* _WORK INSTRUCTIONS_
Output every line of the material exactly, omitting images.

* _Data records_
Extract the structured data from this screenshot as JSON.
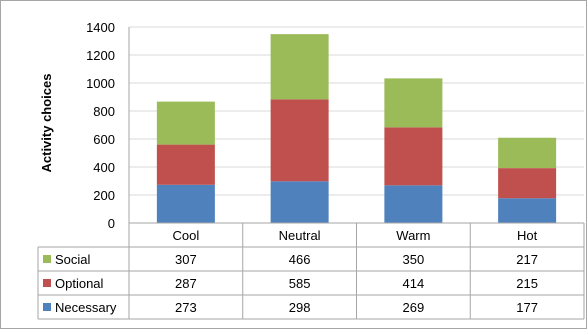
{
  "chart_data": {
    "type": "bar",
    "stacked": true,
    "title": "",
    "xlabel": "",
    "ylabel": "Activity choices",
    "ylim": [
      0,
      1400
    ],
    "yticks": [
      0,
      200,
      400,
      600,
      800,
      1000,
      1200,
      1400
    ],
    "grid": true,
    "legend": "data table, left of rows",
    "categories": [
      "Cool",
      "Neutral",
      "Warm",
      "Hot"
    ],
    "series": [
      {
        "name": "Necessary",
        "color": "#4f81bd",
        "values": [
          273,
          298,
          269,
          177
        ]
      },
      {
        "name": "Optional",
        "color": "#c0504d",
        "values": [
          287,
          585,
          414,
          215
        ]
      },
      {
        "name": "Social",
        "color": "#9bbb59",
        "values": [
          307,
          466,
          350,
          217
        ]
      }
    ],
    "table_row_order": [
      "Social",
      "Optional",
      "Necessary"
    ]
  }
}
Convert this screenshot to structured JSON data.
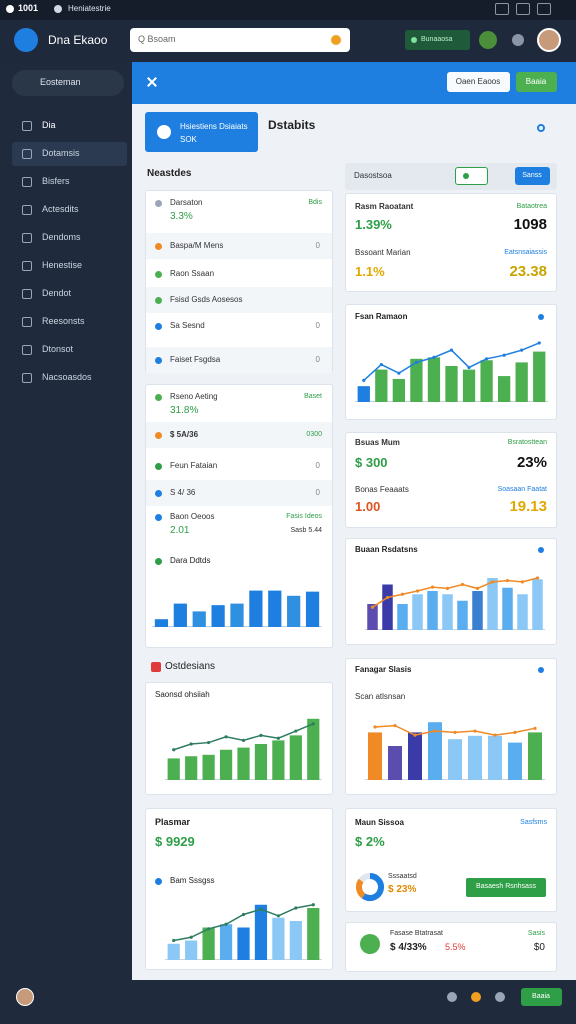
{
  "titlebar": {
    "app": "1001",
    "tab": "Heniatestrie"
  },
  "header": {
    "brand": "Dna Ekaoo",
    "search": "Q Bsoam",
    "action": "Bunaaosa"
  },
  "sidebar": {
    "search": "Eosteman",
    "items": [
      "Dia",
      "Dotamsis",
      "Bisfers",
      "Actesdits",
      "Dendoms",
      "Henestise",
      "Dendot",
      "Reesonsts",
      "Dtonsot",
      "Nacsoasdos"
    ]
  },
  "toolbar": {
    "secondary": "Oaen Eaoos",
    "primary": "Baaia"
  },
  "banner": {
    "title": "Hsiestiens Dsiaiats",
    "value": "SOK"
  },
  "page_title": "Dstabits",
  "left": {
    "heading": "Neastdes",
    "list1": [
      {
        "label": "Darsaton",
        "value": "3.3%",
        "note": "Bdis"
      },
      {
        "label": "Baspa/M Mens",
        "value": "0"
      },
      {
        "label": "Raon Ssaan"
      },
      {
        "label": "Fsisd Gsds Aosesos"
      },
      {
        "label": "Sa Sesnd",
        "value": "0"
      },
      {
        "label": "Faiset Fsgdsa",
        "value": "0"
      }
    ],
    "list2": [
      {
        "label": "Rseno Aeting",
        "value": "31.8%",
        "note": "Baset"
      },
      {
        "label": "$ 5A/36",
        "note": "0300"
      },
      {
        "label": "Feun Fataian",
        "value": "0"
      },
      {
        "label": "S 4/ 36",
        "value": "0"
      },
      {
        "label": "Baon Oeoos",
        "value": "2.01",
        "note": "Fasis Ideos",
        "note2": "Sasb 5.44"
      }
    ],
    "section": "Ostdesians",
    "summary": {
      "title": "Plasmar",
      "value": "$ 9929"
    }
  },
  "right": {
    "bar": {
      "title": "Dasostsoa",
      "button": "Sanss"
    },
    "stats1": [
      {
        "label": "Rasm Raoatant",
        "value": "1.39%",
        "note": "Bataotrea",
        "big": "1098"
      },
      {
        "label": "Bssoant Marian",
        "value": "1.1%",
        "note": "Eatsnsaiassis",
        "big": "23.38"
      }
    ],
    "stats2": [
      {
        "label": "Bsuas Mum",
        "value": "$ 300",
        "note": "Bsratosttean",
        "big": "23%"
      },
      {
        "label": "Bonas Feaaats",
        "value": "1.00",
        "note": "Soasaan Faatat",
        "big": "19.13"
      }
    ],
    "goal": {
      "title": "Maun Sissoa",
      "note": "Sasfsms",
      "value": "$ 2%",
      "label": "Sssaatsd",
      "share": "$ 23%",
      "button": "Basaesh Rsnhsass",
      "donut": {
        "values": [
          60,
          25,
          15
        ],
        "colors": [
          "#1e7fe0",
          "#f08a24",
          "#dfe6ee"
        ]
      }
    },
    "footer_card": {
      "label": "Fasase Btatrasat",
      "value": "$ 4/33%",
      "change": "5.5%",
      "note": "Sasis",
      "total": "$0"
    }
  },
  "charts": [
    {
      "title": "Fsan Ramaon",
      "ylim": [
        0,
        100
      ],
      "values": [
        22,
        45,
        32,
        60,
        62,
        50,
        45,
        58,
        36,
        55,
        70
      ],
      "colors": [
        "#1e7fe0",
        "#4caf50",
        "#4caf50",
        "#4caf50",
        "#4caf50",
        "#4caf50",
        "#4caf50",
        "#4caf50",
        "#4caf50",
        "#4caf50",
        "#4caf50"
      ],
      "line": [
        30,
        52,
        40,
        55,
        62,
        72,
        48,
        60,
        65,
        72,
        82
      ],
      "line_color": "#1e7fe0"
    },
    {
      "title": "Buaan Rsdatsns",
      "ylim": [
        0,
        100
      ],
      "values": [
        40,
        70,
        40,
        55,
        60,
        55,
        45,
        60,
        80,
        65,
        55,
        78
      ],
      "colors": [
        "#5b4db0",
        "#3a3aa8",
        "#5aaef0",
        "#8cc8f5",
        "#5aaef0",
        "#8cc8f5",
        "#5aaef0",
        "#3a7fd0",
        "#8cc8f5",
        "#5aaef0",
        "#8cc8f5",
        "#8cc8f5"
      ],
      "line": [
        35,
        50,
        55,
        60,
        66,
        64,
        70,
        64,
        74,
        76,
        74,
        80
      ],
      "line_color": "#f08a24"
    },
    {
      "title": "Fanagar Slasis",
      "subtitle": "Scan atlsnsan",
      "ylim": [
        0,
        100
      ],
      "values": [
        70,
        50,
        70,
        85,
        60,
        65,
        65,
        55,
        70
      ],
      "colors": [
        "#f08a24",
        "#5b4db0",
        "#3a3aa8",
        "#5aaef0",
        "#8cc8f5",
        "#8cc8f5",
        "#8cc8f5",
        "#5aaef0",
        "#4caf50"
      ],
      "line": [
        78,
        80,
        66,
        72,
        70,
        72,
        66,
        70,
        76
      ],
      "line_color": "#f08a24"
    },
    {
      "title": "Dara Ddtds",
      "ylim": [
        0,
        100
      ],
      "values": [
        15,
        45,
        30,
        42,
        45,
        70,
        70,
        60,
        68
      ],
      "colors": [
        "#1e7fe0",
        "#1e7fe0",
        "#2f8fe0",
        "#1e7fe0",
        "#2f8fe0",
        "#1e7fe0",
        "#1e7fe0",
        "#2f8fe0",
        "#1e7fe0"
      ]
    },
    {
      "title": "Saonsd ohsiiah",
      "ylim": [
        0,
        100
      ],
      "values": [
        30,
        33,
        35,
        42,
        45,
        50,
        55,
        62,
        85
      ],
      "colors": [
        "#4caf50",
        "#4caf50",
        "#4caf50",
        "#4caf50",
        "#4caf50",
        "#4caf50",
        "#4caf50",
        "#4caf50",
        "#4caf50"
      ],
      "line": [
        42,
        50,
        52,
        60,
        55,
        62,
        58,
        68,
        78
      ],
      "line_color": "#2e7d60"
    },
    {
      "title": "Bam Sssgss",
      "ylim": [
        0,
        100
      ],
      "values": [
        25,
        30,
        50,
        55,
        50,
        85,
        65,
        60,
        80
      ],
      "colors": [
        "#8cc8f5",
        "#8cc8f5",
        "#4caf50",
        "#5aaef0",
        "#1e7fe0",
        "#1e7fe0",
        "#8cc8f5",
        "#8cc8f5",
        "#4caf50"
      ],
      "line": [
        30,
        35,
        48,
        55,
        70,
        78,
        68,
        80,
        85
      ],
      "line_color": "#2e7d60"
    }
  ]
}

* _FULL RESPONSE_
Extract the structured data from this screenshot as JSON.
{
  "chart_data": {
    "type": "bar",
    "stacked": true,
    "title": "",
    "xlabel": "",
    "ylabel": "Activity choices",
    "ylim": [
      0,
      1400
    ],
    "yticks": [
      0,
      200,
      400,
      600,
      800,
      1000,
      1200,
      1400
    ],
    "grid": true,
    "legend": "data table, left of rows",
    "categories": [
      "Cool",
      "Neutral",
      "Warm",
      "Hot"
    ],
    "series": [
      {
        "name": "Necessary",
        "color": "#4f81bd",
        "values": [
          273,
          298,
          269,
          177
        ]
      },
      {
        "name": "Optional",
        "color": "#c0504d",
        "values": [
          287,
          585,
          414,
          215
        ]
      },
      {
        "name": "Social",
        "color": "#9bbb59",
        "values": [
          307,
          466,
          350,
          217
        ]
      }
    ],
    "table_row_order": [
      "Social",
      "Optional",
      "Necessary"
    ]
  }
}
Convert this screenshot to structured JSON data.
{
  "titlebar": {
    "app": "1001",
    "tab": "Heniatestrie"
  },
  "header": {
    "brand": "Dna Ekaoo",
    "search": "Q Bsoam",
    "action": "Bunaaosa"
  },
  "sidebar": {
    "search": "Eosteman",
    "items": [
      "Dia",
      "Dotamsis",
      "Bisfers",
      "Actesdits",
      "Dendoms",
      "Henestise",
      "Dendot",
      "Reesonsts",
      "Dtonsot",
      "Nacsoasdos"
    ]
  },
  "toolbar": {
    "secondary": "Oaen Eaoos",
    "primary": "Baaia"
  },
  "banner": {
    "title": "Hsiestiens Dsiaiats",
    "value": "SOK"
  },
  "page_title": "Dstabits",
  "left": {
    "heading": "Neastdes",
    "list1": [
      {
        "label": "Darsaton",
        "value": "3.3%",
        "note": "Bdis"
      },
      {
        "label": "Baspa/M Mens",
        "value": "0"
      },
      {
        "label": "Raon Ssaan"
      },
      {
        "label": "Fsisd Gsds Aosesos"
      },
      {
        "label": "Sa Sesnd",
        "value": "0"
      },
      {
        "label": "Faiset Fsgdsa",
        "value": "0"
      }
    ],
    "list2": [
      {
        "label": "Rseno Aeting",
        "value": "31.8%",
        "note": "Baset"
      },
      {
        "label": "$ 5A/36",
        "note": "0300"
      },
      {
        "label": "Feun Fataian",
        "value": "0"
      },
      {
        "label": "S 4/ 36",
        "value": "0"
      },
      {
        "label": "Baon Oeoos",
        "value": "2.01",
        "note": "Fasis Ideos",
        "note2": "Sasb 5.44"
      }
    ],
    "section": "Ostdesians",
    "summary": {
      "title": "Plasmar",
      "value": "$ 9929"
    }
  },
  "right": {
    "bar": {
      "title": "Dasostsoa",
      "button": "Sanss"
    },
    "stats1": [
      {
        "label": "Rasm Raoatant",
        "value": "1.39%",
        "note": "Bataotrea",
        "big": "1098"
      },
      {
        "label": "Bssoant Marian",
        "value": "1.1%",
        "note": "Eatsnsaiassis",
        "big": "23.38"
      }
    ],
    "stats2": [
      {
        "label": "Bsuas Mum",
        "value": "$ 300",
        "note": "Bsratosttean",
        "big": "23%"
      },
      {
        "label": "Bonas Feaaats",
        "value": "1.00",
        "note": "Soasaan Faatat",
        "big": "19.13"
      }
    ],
    "goal": {
      "title": "Maun Sissoa",
      "note": "Sasfsms",
      "value": "$ 2%",
      "label": "Sssaatsd",
      "share": "$ 23%",
      "button": "Basaesh Rsnhsass",
      "donut": {
        "values": [
          60,
          25,
          15
        ],
        "colors": [
          "#1e7fe0",
          "#f08a24",
          "#dfe6ee"
        ]
      }
    },
    "footer_card": {
      "label": "Fasase Btatrasat",
      "value": "$ 4/33%",
      "change": "5.5%",
      "note": "Sasis",
      "total": "$0"
    }
  },
  "charts": [
    {
      "title": "Fsan Ramaon",
      "ylim": [
        0,
        100
      ],
      "values": [
        22,
        45,
        32,
        60,
        62,
        50,
        45,
        58,
        36,
        55,
        70
      ],
      "colors": [
        "#1e7fe0",
        "#4caf50",
        "#4caf50",
        "#4caf50",
        "#4caf50",
        "#4caf50",
        "#4caf50",
        "#4caf50",
        "#4caf50",
        "#4caf50",
        "#4caf50"
      ],
      "line": [
        30,
        52,
        40,
        55,
        62,
        72,
        48,
        60,
        65,
        72,
        82
      ],
      "line_color": "#1e7fe0"
    },
    {
      "title": "Buaan Rsdatsns",
      "ylim": [
        0,
        100
      ],
      "values": [
        40,
        70,
        40,
        55,
        60,
        55,
        45,
        60,
        80,
        65,
        55,
        78
      ],
      "colors": [
        "#5b4db0",
        "#3a3aa8",
        "#5aaef0",
        "#8cc8f5",
        "#5aaef0",
        "#8cc8f5",
        "#5aaef0",
        "#3a7fd0",
        "#8cc8f5",
        "#5aaef0",
        "#8cc8f5",
        "#8cc8f5"
      ],
      "line": [
        35,
        50,
        55,
        60,
        66,
        64,
        70,
        64,
        74,
        76,
        74,
        80
      ],
      "line_color": "#f08a24"
    },
    {
      "title": "Fanagar Slasis",
      "subtitle": "Scan atlsnsan",
      "ylim": [
        0,
        100
      ],
      "values": [
        70,
        50,
        70,
        85,
        60,
        65,
        65,
        55,
        70
      ],
      "colors": [
        "#f08a24",
        "#5b4db0",
        "#3a3aa8",
        "#5aaef0",
        "#8cc8f5",
        "#8cc8f5",
        "#8cc8f5",
        "#5aaef0",
        "#4caf50"
      ],
      "line": [
        78,
        80,
        66,
        72,
        70,
        72,
        66,
        70,
        76
      ],
      "line_color": "#f08a24"
    },
    {
      "title": "Dara Ddtds",
      "ylim": [
        0,
        100
      ],
      "values": [
        15,
        45,
        30,
        42,
        45,
        70,
        70,
        60,
        68
      ],
      "colors": [
        "#1e7fe0",
        "#1e7fe0",
        "#2f8fe0",
        "#1e7fe0",
        "#2f8fe0",
        "#1e7fe0",
        "#1e7fe0",
        "#2f8fe0",
        "#1e7fe0"
      ]
    },
    {
      "title": "Saonsd ohsiiah",
      "ylim": [
        0,
        100
      ],
      "values": [
        30,
        33,
        35,
        42,
        45,
        50,
        55,
        62,
        85
      ],
      "colors": [
        "#4caf50",
        "#4caf50",
        "#4caf50",
        "#4caf50",
        "#4caf50",
        "#4caf50",
        "#4caf50",
        "#4caf50",
        "#4caf50"
      ],
      "line": [
        42,
        50,
        52,
        60,
        55,
        62,
        58,
        68,
        78
      ],
      "line_color": "#2e7d60"
    },
    {
      "title": "Bam Sssgss",
      "ylim": [
        0,
        100
      ],
      "values": [
        25,
        30,
        50,
        55,
        50,
        85,
        65,
        60,
        80
      ],
      "colors": [
        "#8cc8f5",
        "#8cc8f5",
        "#4caf50",
        "#5aaef0",
        "#1e7fe0",
        "#1e7fe0",
        "#8cc8f5",
        "#8cc8f5",
        "#4caf50"
      ],
      "line": [
        30,
        35,
        48,
        55,
        70,
        78,
        68,
        80,
        85
      ],
      "line_color": "#2e7d60"
    }
  ]
}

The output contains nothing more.